--- INFORMATION PROVIDED Enclosed Below ---

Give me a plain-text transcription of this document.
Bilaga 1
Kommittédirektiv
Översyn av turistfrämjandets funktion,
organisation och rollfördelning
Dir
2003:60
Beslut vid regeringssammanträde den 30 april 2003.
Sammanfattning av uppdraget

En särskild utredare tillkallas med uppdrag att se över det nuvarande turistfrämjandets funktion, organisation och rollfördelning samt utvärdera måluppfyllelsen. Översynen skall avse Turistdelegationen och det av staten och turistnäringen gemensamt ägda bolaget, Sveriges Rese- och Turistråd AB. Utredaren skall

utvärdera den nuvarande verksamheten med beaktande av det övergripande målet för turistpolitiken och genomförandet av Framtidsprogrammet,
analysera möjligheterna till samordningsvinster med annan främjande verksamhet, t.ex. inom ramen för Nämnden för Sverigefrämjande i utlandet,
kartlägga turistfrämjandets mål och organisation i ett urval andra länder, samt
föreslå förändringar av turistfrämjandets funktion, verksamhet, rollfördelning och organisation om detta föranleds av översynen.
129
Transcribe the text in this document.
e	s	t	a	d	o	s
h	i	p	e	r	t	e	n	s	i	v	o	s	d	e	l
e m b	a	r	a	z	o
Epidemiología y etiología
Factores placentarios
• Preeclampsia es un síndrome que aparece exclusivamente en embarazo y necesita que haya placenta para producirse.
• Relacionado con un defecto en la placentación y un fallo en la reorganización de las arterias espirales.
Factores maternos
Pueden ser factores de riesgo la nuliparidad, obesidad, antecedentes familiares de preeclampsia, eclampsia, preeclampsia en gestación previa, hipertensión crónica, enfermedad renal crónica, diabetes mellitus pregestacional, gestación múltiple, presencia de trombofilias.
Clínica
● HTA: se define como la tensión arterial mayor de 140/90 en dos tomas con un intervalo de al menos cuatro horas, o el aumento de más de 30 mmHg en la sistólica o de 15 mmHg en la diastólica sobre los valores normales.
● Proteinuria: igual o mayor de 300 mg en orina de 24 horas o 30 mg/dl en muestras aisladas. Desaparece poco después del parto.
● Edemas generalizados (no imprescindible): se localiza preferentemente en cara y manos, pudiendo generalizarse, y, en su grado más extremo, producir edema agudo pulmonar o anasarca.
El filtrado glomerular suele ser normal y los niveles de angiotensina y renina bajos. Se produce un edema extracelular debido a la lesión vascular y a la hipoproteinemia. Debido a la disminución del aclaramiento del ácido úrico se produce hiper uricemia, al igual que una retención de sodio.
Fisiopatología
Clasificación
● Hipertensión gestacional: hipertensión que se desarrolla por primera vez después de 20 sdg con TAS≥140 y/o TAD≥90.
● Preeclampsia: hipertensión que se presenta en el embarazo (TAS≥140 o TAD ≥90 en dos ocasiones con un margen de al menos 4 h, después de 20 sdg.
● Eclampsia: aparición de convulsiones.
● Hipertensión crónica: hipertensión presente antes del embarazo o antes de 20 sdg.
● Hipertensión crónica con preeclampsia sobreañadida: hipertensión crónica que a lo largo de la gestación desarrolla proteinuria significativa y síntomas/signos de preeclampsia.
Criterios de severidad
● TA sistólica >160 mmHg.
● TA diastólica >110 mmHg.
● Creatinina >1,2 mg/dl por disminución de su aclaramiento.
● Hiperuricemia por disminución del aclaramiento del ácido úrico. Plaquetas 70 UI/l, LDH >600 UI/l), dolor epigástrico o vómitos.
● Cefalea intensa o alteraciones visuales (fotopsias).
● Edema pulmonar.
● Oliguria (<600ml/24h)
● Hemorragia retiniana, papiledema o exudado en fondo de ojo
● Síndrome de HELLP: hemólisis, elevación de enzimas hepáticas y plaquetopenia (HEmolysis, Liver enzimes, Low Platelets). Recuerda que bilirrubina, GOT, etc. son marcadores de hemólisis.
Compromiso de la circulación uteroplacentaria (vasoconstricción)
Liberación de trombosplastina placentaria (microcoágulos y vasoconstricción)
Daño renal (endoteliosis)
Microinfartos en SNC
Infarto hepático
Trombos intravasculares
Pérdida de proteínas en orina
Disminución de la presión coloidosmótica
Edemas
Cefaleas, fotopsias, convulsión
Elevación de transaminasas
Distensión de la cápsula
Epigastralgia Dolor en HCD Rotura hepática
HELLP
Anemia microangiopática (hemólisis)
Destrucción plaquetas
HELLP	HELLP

--- End of Enclosed INFORMATION PROVIDED ---

WHAT YOU NEED TO DO:
Retype the records above in full, exactly.

EXPECTED OUTPUT:
Give me a plain-text transcription of this document.
Bilaga 1
Kommittédirektiv
Översyn av turistfrämjandets funktion,
organisation och rollfördelning
Dir
2003:60
Beslut vid regeringssammanträde den 30 april 2003.
Sammanfattning av uppdraget

En särskild utredare tillkallas med uppdrag att se över det nuvarande turistfrämjandets funktion, organisation och rollfördelning samt utvärdera måluppfyllelsen. Översynen skall avse Turistdelegationen och det av staten och turistnäringen gemensamt ägda bolaget, Sveriges Rese- och Turistråd AB. Utredaren skall

utvärdera den nuvarande verksamheten med beaktande av det övergripande målet för turistpolitiken och genomförandet av Framtidsprogrammet,
analysera möjligheterna till samordningsvinster med annan främjande verksamhet, t.ex. inom ramen för Nämnden för Sverigefrämjande i utlandet,
kartlägga turistfrämjandets mål och organisation i ett urval andra länder, samt
föreslå förändringar av turistfrämjandets funktion, verksamhet, rollfördelning och organisation om detta föranleds av översynen.
129
Transcribe the text in this document.
e	s	t	a	d	o	s
h	i	p	e	r	t	e	n	s	i	v	o	s	d	e	l
e m b	a	r	a	z	o
Epidemiología y etiología
Factores placentarios
• Preeclampsia es un síndrome que aparece exclusivamente en embarazo y necesita que haya placenta para producirse.
• Relacionado con un defecto en la placentación y un fallo en la reorganización de las arterias espirales.
Factores maternos
Pueden ser factores de riesgo la nuliparidad, obesidad, antecedentes familiares de preeclampsia, eclampsia, preeclampsia en gestación previa, hipertensión crónica, enfermedad renal crónica, diabetes mellitus pregestacional, gestación múltiple, presencia de trombofilias.
Clínica
● HTA: se define como la tensión arterial mayor de 140/90 en dos tomas con un intervalo de al menos cuatro horas, o el aumento de más de 30 mmHg en la sistólica o de 15 mmHg en la diastólica sobre los valores normales.
● Proteinuria: igual o mayor de 300 mg en orina de 24 horas o 30 mg/dl en muestras aisladas. Desaparece poco después del parto.
● Edemas generalizados (no imprescindible): se localiza preferentemente en cara y manos, pudiendo generalizarse, y, en su grado más extremo, producir edema agudo pulmonar o anasarca.
El filtrado glomerular suele ser normal y los niveles de angiotensina y renina bajos. Se produce un edema extracelular debido a la lesión vascular y a la hipoproteinemia. Debido a la disminución del aclaramiento del ácido úrico se produce hiper uricemia, al igual que una retención de sodio.
Fisiopatología
Clasificación
● Hipertensión gestacional: hipertensión que se desarrolla por primera vez después de 20 sdg con TAS≥140 y/o TAD≥90.
● Preeclampsia: hipertensión que se presenta en el embarazo (TAS≥140 o TAD ≥90 en dos ocasiones con un margen de al menos 4 h, después de 20 sdg.
● Eclampsia: aparición de convulsiones.
● Hipertensión crónica: hipertensión presente antes del embarazo o antes de 20 sdg.
● Hipertensión crónica con preeclampsia sobreañadida: hipertensión crónica que a lo largo de la gestación desarrolla proteinuria significativa y síntomas/signos de preeclampsia.
Criterios de severidad
● TA sistólica >160 mmHg.
● TA diastólica >110 mmHg.
● Creatinina >1,2 mg/dl por disminución de su aclaramiento.
● Hiperuricemia por disminución del aclaramiento del ácido úrico. Plaquetas 70 UI/l, LDH >600 UI/l), dolor epigástrico o vómitos.
● Cefalea intensa o alteraciones visuales (fotopsias).
● Edema pulmonar.
● Oliguria (<600ml/24h)
● Hemorragia retiniana, papiledema o exudado en fondo de ojo
● Síndrome de HELLP: hemólisis, elevación de enzimas hepáticas y plaquetopenia (HEmolysis, Liver enzimes, Low Platelets). Recuerda que bilirrubina, GOT, etc. son marcadores de hemólisis.
Compromiso de la circulación uteroplacentaria (vasoconstricción)
Liberación de trombosplastina placentaria (microcoágulos y vasoconstricción)
Daño renal (endoteliosis)
Microinfartos en SNC
Infarto hepático
Trombos intravasculares
Pérdida de proteínas en orina
Disminución de la presión coloidosmótica
Edemas
Cefaleas, fotopsias, convulsión
Elevación de transaminasas
Distensión de la cápsula
Epigastralgia Dolor en HCD Rotura hepática
HELLP
Anemia microangiopática (hemólisis)
Destrucción plaquetas
HELLP	HELLP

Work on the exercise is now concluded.